[EXERCISE TASK A]:
By what percentage did net income for the second quarter of 2015 improve over the prior year quarter, according to the Rollins earnings excerpt?

[SUPPLIED TEXT]:
On July 29, 2015, the Company reported its 37th consecutive quarter of improved revenue and earnings with net income of $45.1 million for the second quarter ended June 30, 2015, as compared to $40.9 million for the prior year quarter, a 10.3% improvement.  Revenues increased by 6.2% to $392.2 million for the second quarter 2015 as compared to $369.4 million for the prior year second quarter.  Earnings for the second quarter ended June 30, 2015 increased to $0.21 per diluted share, as compared to $0.19 per diluted share for the same period in 2014.

11

ROLLINS, INC. AND SUBSIDIARIES

Rollins continued its solid financial performance generating $89.3 million in cash from operations year to date .

Results of Operations:

THREE MONTHS ENDED JUNE 30, 2015 COMPARED TO THREE MONTHS ENDED JUNE 30, 2014

Revenue

Revenues for the second quarter ended June 30, 2015 increased $22.8 million or 6.2% to $392.2 million compared to $369.4 million for the second quarter ended June 30, 2014.  Growth occurred across all service lines and brands. Organic growth, acquisitions, and pricing roughly equally accounted for the growth.

[Element and region data]
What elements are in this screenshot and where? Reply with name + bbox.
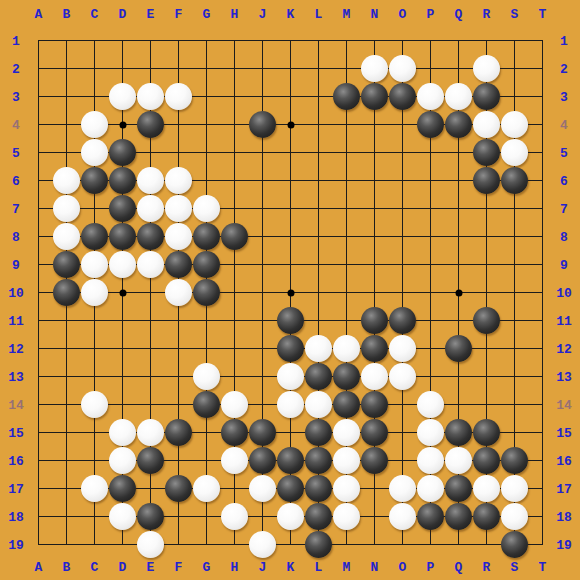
point-H13[interactable] [221, 363, 249, 391]
point-H4[interactable] [221, 111, 249, 139]
point-O16[interactable] [389, 447, 417, 475]
point-Q18[interactable] [445, 503, 473, 531]
point-Q10[interactable] [445, 279, 473, 307]
point-P4[interactable] [417, 111, 445, 139]
point-O12[interactable] [389, 335, 417, 363]
point-E16[interactable] [137, 447, 165, 475]
point-R13[interactable] [473, 363, 501, 391]
point-R6[interactable] [473, 167, 501, 195]
point-M7[interactable] [333, 195, 361, 223]
point-O5[interactable] [389, 139, 417, 167]
point-E12[interactable] [137, 335, 165, 363]
point-D8[interactable] [109, 223, 137, 251]
point-L12[interactable] [305, 335, 333, 363]
point-D5[interactable] [109, 139, 137, 167]
point-A6[interactable] [25, 167, 53, 195]
point-M9[interactable] [333, 251, 361, 279]
point-J7[interactable] [249, 195, 277, 223]
point-J17[interactable] [249, 475, 277, 503]
point-E1[interactable] [137, 27, 165, 55]
point-K13[interactable] [277, 363, 305, 391]
point-B1[interactable] [53, 27, 81, 55]
point-O2[interactable] [389, 55, 417, 83]
point-G15[interactable] [193, 419, 221, 447]
point-N9[interactable] [361, 251, 389, 279]
point-A16[interactable] [25, 447, 53, 475]
point-T19[interactable] [529, 531, 557, 559]
point-R11[interactable] [473, 307, 501, 335]
point-H9[interactable] [221, 251, 249, 279]
point-S3[interactable] [501, 83, 529, 111]
point-K18[interactable] [277, 503, 305, 531]
point-F17[interactable] [165, 475, 193, 503]
point-E3[interactable] [137, 83, 165, 111]
point-Q9[interactable] [445, 251, 473, 279]
point-C12[interactable] [81, 335, 109, 363]
point-D12[interactable] [109, 335, 137, 363]
point-G1[interactable] [193, 27, 221, 55]
point-C6[interactable] [81, 167, 109, 195]
point-L6[interactable] [305, 167, 333, 195]
point-J16[interactable] [249, 447, 277, 475]
point-P2[interactable] [417, 55, 445, 83]
point-M17[interactable] [333, 475, 361, 503]
point-R15[interactable] [473, 419, 501, 447]
point-F1[interactable] [165, 27, 193, 55]
point-B6[interactable] [53, 167, 81, 195]
point-C13[interactable] [81, 363, 109, 391]
point-N14[interactable] [361, 391, 389, 419]
point-B17[interactable] [53, 475, 81, 503]
point-E10[interactable] [137, 279, 165, 307]
point-T12[interactable] [529, 335, 557, 363]
point-A18[interactable] [25, 503, 53, 531]
point-G7[interactable] [193, 195, 221, 223]
point-S7[interactable] [501, 195, 529, 223]
point-O3[interactable] [389, 83, 417, 111]
point-N2[interactable] [361, 55, 389, 83]
point-B13[interactable] [53, 363, 81, 391]
point-M2[interactable] [333, 55, 361, 83]
point-B16[interactable] [53, 447, 81, 475]
point-M14[interactable] [333, 391, 361, 419]
point-H15[interactable] [221, 419, 249, 447]
point-H2[interactable] [221, 55, 249, 83]
point-S11[interactable] [501, 307, 529, 335]
point-K3[interactable] [277, 83, 305, 111]
point-A17[interactable] [25, 475, 53, 503]
point-J11[interactable] [249, 307, 277, 335]
point-L10[interactable] [305, 279, 333, 307]
point-S18[interactable] [501, 503, 529, 531]
point-E4[interactable] [137, 111, 165, 139]
point-T9[interactable] [529, 251, 557, 279]
point-F13[interactable] [165, 363, 193, 391]
point-D11[interactable] [109, 307, 137, 335]
point-D2[interactable] [109, 55, 137, 83]
point-J15[interactable] [249, 419, 277, 447]
point-S6[interactable] [501, 167, 529, 195]
point-K11[interactable] [277, 307, 305, 335]
point-J2[interactable] [249, 55, 277, 83]
point-C10[interactable] [81, 279, 109, 307]
point-B10[interactable] [53, 279, 81, 307]
point-Q1[interactable] [445, 27, 473, 55]
point-G16[interactable] [193, 447, 221, 475]
point-S13[interactable] [501, 363, 529, 391]
point-J4[interactable] [249, 111, 277, 139]
point-E8[interactable] [137, 223, 165, 251]
point-N4[interactable] [361, 111, 389, 139]
point-L16[interactable] [305, 447, 333, 475]
point-C15[interactable] [81, 419, 109, 447]
point-Q14[interactable] [445, 391, 473, 419]
point-P6[interactable] [417, 167, 445, 195]
point-E14[interactable] [137, 391, 165, 419]
point-G4[interactable] [193, 111, 221, 139]
point-M10[interactable] [333, 279, 361, 307]
point-N17[interactable] [361, 475, 389, 503]
point-R17[interactable] [473, 475, 501, 503]
point-B8[interactable] [53, 223, 81, 251]
point-K12[interactable] [277, 335, 305, 363]
point-N1[interactable] [361, 27, 389, 55]
point-P10[interactable] [417, 279, 445, 307]
point-K10[interactable] [277, 279, 305, 307]
point-B11[interactable] [53, 307, 81, 335]
point-H5[interactable] [221, 139, 249, 167]
point-F7[interactable] [165, 195, 193, 223]
point-P18[interactable] [417, 503, 445, 531]
point-S17[interactable] [501, 475, 529, 503]
point-R8[interactable] [473, 223, 501, 251]
point-Q16[interactable] [445, 447, 473, 475]
point-F18[interactable] [165, 503, 193, 531]
point-M16[interactable] [333, 447, 361, 475]
point-G3[interactable] [193, 83, 221, 111]
point-N8[interactable] [361, 223, 389, 251]
point-E18[interactable] [137, 503, 165, 531]
point-P17[interactable] [417, 475, 445, 503]
point-D4[interactable] [109, 111, 137, 139]
point-L3[interactable] [305, 83, 333, 111]
point-M12[interactable] [333, 335, 361, 363]
point-T17[interactable] [529, 475, 557, 503]
point-N10[interactable] [361, 279, 389, 307]
point-O7[interactable] [389, 195, 417, 223]
point-H14[interactable] [221, 391, 249, 419]
point-H10[interactable] [221, 279, 249, 307]
point-G19[interactable] [193, 531, 221, 559]
point-Q2[interactable] [445, 55, 473, 83]
point-O6[interactable] [389, 167, 417, 195]
point-D19[interactable] [109, 531, 137, 559]
point-T14[interactable] [529, 391, 557, 419]
point-P9[interactable] [417, 251, 445, 279]
point-M15[interactable] [333, 419, 361, 447]
point-B15[interactable] [53, 419, 81, 447]
point-K1[interactable] [277, 27, 305, 55]
point-B5[interactable] [53, 139, 81, 167]
point-Q3[interactable] [445, 83, 473, 111]
point-S8[interactable] [501, 223, 529, 251]
point-A15[interactable] [25, 419, 53, 447]
point-B9[interactable] [53, 251, 81, 279]
point-O8[interactable] [389, 223, 417, 251]
point-S16[interactable] [501, 447, 529, 475]
point-P3[interactable] [417, 83, 445, 111]
point-Q5[interactable] [445, 139, 473, 167]
point-A11[interactable] [25, 307, 53, 335]
point-K2[interactable] [277, 55, 305, 83]
point-C5[interactable] [81, 139, 109, 167]
point-C1[interactable] [81, 27, 109, 55]
point-T4[interactable] [529, 111, 557, 139]
point-A19[interactable] [25, 531, 53, 559]
point-A9[interactable] [25, 251, 53, 279]
point-K8[interactable] [277, 223, 305, 251]
point-R3[interactable] [473, 83, 501, 111]
point-G18[interactable] [193, 503, 221, 531]
point-O17[interactable] [389, 475, 417, 503]
point-N12[interactable] [361, 335, 389, 363]
point-H12[interactable] [221, 335, 249, 363]
point-R19[interactable] [473, 531, 501, 559]
point-T7[interactable] [529, 195, 557, 223]
point-S2[interactable] [501, 55, 529, 83]
point-T10[interactable] [529, 279, 557, 307]
point-L17[interactable] [305, 475, 333, 503]
point-J13[interactable] [249, 363, 277, 391]
point-P14[interactable] [417, 391, 445, 419]
point-F10[interactable] [165, 279, 193, 307]
point-C2[interactable] [81, 55, 109, 83]
point-D6[interactable] [109, 167, 137, 195]
point-T5[interactable] [529, 139, 557, 167]
point-C19[interactable] [81, 531, 109, 559]
point-L1[interactable] [305, 27, 333, 55]
point-A5[interactable] [25, 139, 53, 167]
point-M11[interactable] [333, 307, 361, 335]
point-N7[interactable] [361, 195, 389, 223]
point-E5[interactable] [137, 139, 165, 167]
point-M5[interactable] [333, 139, 361, 167]
point-N3[interactable] [361, 83, 389, 111]
point-N15[interactable] [361, 419, 389, 447]
point-R10[interactable] [473, 279, 501, 307]
point-B18[interactable] [53, 503, 81, 531]
point-G13[interactable] [193, 363, 221, 391]
point-H19[interactable] [221, 531, 249, 559]
point-H3[interactable] [221, 83, 249, 111]
point-O13[interactable] [389, 363, 417, 391]
point-Q6[interactable] [445, 167, 473, 195]
point-H18[interactable] [221, 503, 249, 531]
point-L5[interactable] [305, 139, 333, 167]
point-O19[interactable] [389, 531, 417, 559]
point-L19[interactable] [305, 531, 333, 559]
point-L14[interactable] [305, 391, 333, 419]
point-C11[interactable] [81, 307, 109, 335]
point-S12[interactable] [501, 335, 529, 363]
point-K5[interactable] [277, 139, 305, 167]
point-S4[interactable] [501, 111, 529, 139]
point-H7[interactable] [221, 195, 249, 223]
point-K19[interactable] [277, 531, 305, 559]
point-E13[interactable] [137, 363, 165, 391]
point-D18[interactable] [109, 503, 137, 531]
point-N13[interactable] [361, 363, 389, 391]
point-Q19[interactable] [445, 531, 473, 559]
point-L2[interactable] [305, 55, 333, 83]
point-P15[interactable] [417, 419, 445, 447]
point-C14[interactable] [81, 391, 109, 419]
point-R16[interactable] [473, 447, 501, 475]
point-N19[interactable] [361, 531, 389, 559]
point-Q17[interactable] [445, 475, 473, 503]
point-N6[interactable] [361, 167, 389, 195]
point-G6[interactable] [193, 167, 221, 195]
point-G2[interactable] [193, 55, 221, 83]
point-F2[interactable] [165, 55, 193, 83]
point-M13[interactable] [333, 363, 361, 391]
point-K4[interactable] [277, 111, 305, 139]
point-P5[interactable] [417, 139, 445, 167]
point-G12[interactable] [193, 335, 221, 363]
point-L7[interactable] [305, 195, 333, 223]
point-M1[interactable] [333, 27, 361, 55]
point-F14[interactable] [165, 391, 193, 419]
point-Q7[interactable] [445, 195, 473, 223]
point-C17[interactable] [81, 475, 109, 503]
point-O4[interactable] [389, 111, 417, 139]
point-D1[interactable] [109, 27, 137, 55]
point-P11[interactable] [417, 307, 445, 335]
point-S14[interactable] [501, 391, 529, 419]
point-L15[interactable] [305, 419, 333, 447]
point-T18[interactable] [529, 503, 557, 531]
point-R12[interactable] [473, 335, 501, 363]
point-N16[interactable] [361, 447, 389, 475]
point-O11[interactable] [389, 307, 417, 335]
point-C9[interactable] [81, 251, 109, 279]
point-T15[interactable] [529, 419, 557, 447]
point-O1[interactable] [389, 27, 417, 55]
point-A2[interactable] [25, 55, 53, 83]
point-F4[interactable] [165, 111, 193, 139]
point-P1[interactable] [417, 27, 445, 55]
point-F15[interactable] [165, 419, 193, 447]
point-J12[interactable] [249, 335, 277, 363]
point-B2[interactable] [53, 55, 81, 83]
point-G5[interactable] [193, 139, 221, 167]
point-B3[interactable] [53, 83, 81, 111]
point-O14[interactable] [389, 391, 417, 419]
point-Q13[interactable] [445, 363, 473, 391]
point-F5[interactable] [165, 139, 193, 167]
point-Q15[interactable] [445, 419, 473, 447]
point-M6[interactable] [333, 167, 361, 195]
point-F11[interactable] [165, 307, 193, 335]
point-F8[interactable] [165, 223, 193, 251]
point-D16[interactable] [109, 447, 137, 475]
point-K6[interactable] [277, 167, 305, 195]
point-P16[interactable] [417, 447, 445, 475]
point-T2[interactable] [529, 55, 557, 83]
point-J3[interactable] [249, 83, 277, 111]
point-E2[interactable] [137, 55, 165, 83]
point-C8[interactable] [81, 223, 109, 251]
point-E6[interactable] [137, 167, 165, 195]
point-J18[interactable] [249, 503, 277, 531]
point-N11[interactable] [361, 307, 389, 335]
point-J19[interactable] [249, 531, 277, 559]
point-L4[interactable] [305, 111, 333, 139]
point-Q4[interactable] [445, 111, 473, 139]
point-T1[interactable] [529, 27, 557, 55]
point-E15[interactable] [137, 419, 165, 447]
point-K15[interactable] [277, 419, 305, 447]
point-P19[interactable] [417, 531, 445, 559]
point-T13[interactable] [529, 363, 557, 391]
point-R18[interactable] [473, 503, 501, 531]
point-B4[interactable] [53, 111, 81, 139]
point-R9[interactable] [473, 251, 501, 279]
point-R2[interactable] [473, 55, 501, 83]
point-A10[interactable] [25, 279, 53, 307]
point-J14[interactable] [249, 391, 277, 419]
point-D9[interactable] [109, 251, 137, 279]
point-S15[interactable] [501, 419, 529, 447]
point-D3[interactable] [109, 83, 137, 111]
point-L13[interactable] [305, 363, 333, 391]
point-L11[interactable] [305, 307, 333, 335]
point-A7[interactable] [25, 195, 53, 223]
point-P7[interactable] [417, 195, 445, 223]
point-C18[interactable] [81, 503, 109, 531]
point-J8[interactable] [249, 223, 277, 251]
point-J1[interactable] [249, 27, 277, 55]
point-A14[interactable] [25, 391, 53, 419]
point-R4[interactable] [473, 111, 501, 139]
point-C4[interactable] [81, 111, 109, 139]
point-S9[interactable] [501, 251, 529, 279]
point-J5[interactable] [249, 139, 277, 167]
point-A13[interactable] [25, 363, 53, 391]
point-B12[interactable] [53, 335, 81, 363]
point-A4[interactable] [25, 111, 53, 139]
point-T6[interactable] [529, 167, 557, 195]
point-S5[interactable] [501, 139, 529, 167]
point-E19[interactable] [137, 531, 165, 559]
point-Q11[interactable] [445, 307, 473, 335]
point-E11[interactable] [137, 307, 165, 335]
point-T8[interactable] [529, 223, 557, 251]
point-F3[interactable] [165, 83, 193, 111]
point-J6[interactable] [249, 167, 277, 195]
point-C7[interactable] [81, 195, 109, 223]
point-H1[interactable] [221, 27, 249, 55]
point-C16[interactable] [81, 447, 109, 475]
point-H6[interactable] [221, 167, 249, 195]
point-D14[interactable] [109, 391, 137, 419]
point-S10[interactable] [501, 279, 529, 307]
point-E17[interactable] [137, 475, 165, 503]
point-N5[interactable] [361, 139, 389, 167]
point-G11[interactable] [193, 307, 221, 335]
point-M18[interactable] [333, 503, 361, 531]
point-O10[interactable] [389, 279, 417, 307]
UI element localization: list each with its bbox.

[EXERCISE TASK B]:
Retype the rows word for word, starting with the row that contains "point-H13[interactable] [221, 363, 249, 391]" and ending with the row that contains "point-R11[interactable] [473, 307, 501, 335]", both included.

[CORRECT ANSWER A]:
10.3%

[CORRECT ANSWER B]:
point-H13[interactable] [221, 363, 249, 391]
point-H4[interactable] [221, 111, 249, 139]
point-O16[interactable] [389, 447, 417, 475]
point-Q18[interactable] [445, 503, 473, 531]
point-Q10[interactable] [445, 279, 473, 307]
point-P4[interactable] [417, 111, 445, 139]
point-O12[interactable] [389, 335, 417, 363]
point-E16[interactable] [137, 447, 165, 475]
point-R13[interactable] [473, 363, 501, 391]
point-R6[interactable] [473, 167, 501, 195]
point-M7[interactable] [333, 195, 361, 223]
point-O5[interactable] [389, 139, 417, 167]
point-E12[interactable] [137, 335, 165, 363]
point-D8[interactable] [109, 223, 137, 251]
point-L12[interactable] [305, 335, 333, 363]
point-D5[interactable] [109, 139, 137, 167]
point-A6[interactable] [25, 167, 53, 195]
point-M9[interactable] [333, 251, 361, 279]
point-J7[interactable] [249, 195, 277, 223]
point-J17[interactable] [249, 475, 277, 503]
point-E1[interactable] [137, 27, 165, 55]
point-K13[interactable] [277, 363, 305, 391]
point-B1[interactable] [53, 27, 81, 55]
point-O2[interactable] [389, 55, 417, 83]
point-G15[interactable] [193, 419, 221, 447]
point-N9[interactable] [361, 251, 389, 279]
point-A16[interactable] [25, 447, 53, 475]
point-T19[interactable] [529, 531, 557, 559]
point-R11[interactable] [473, 307, 501, 335]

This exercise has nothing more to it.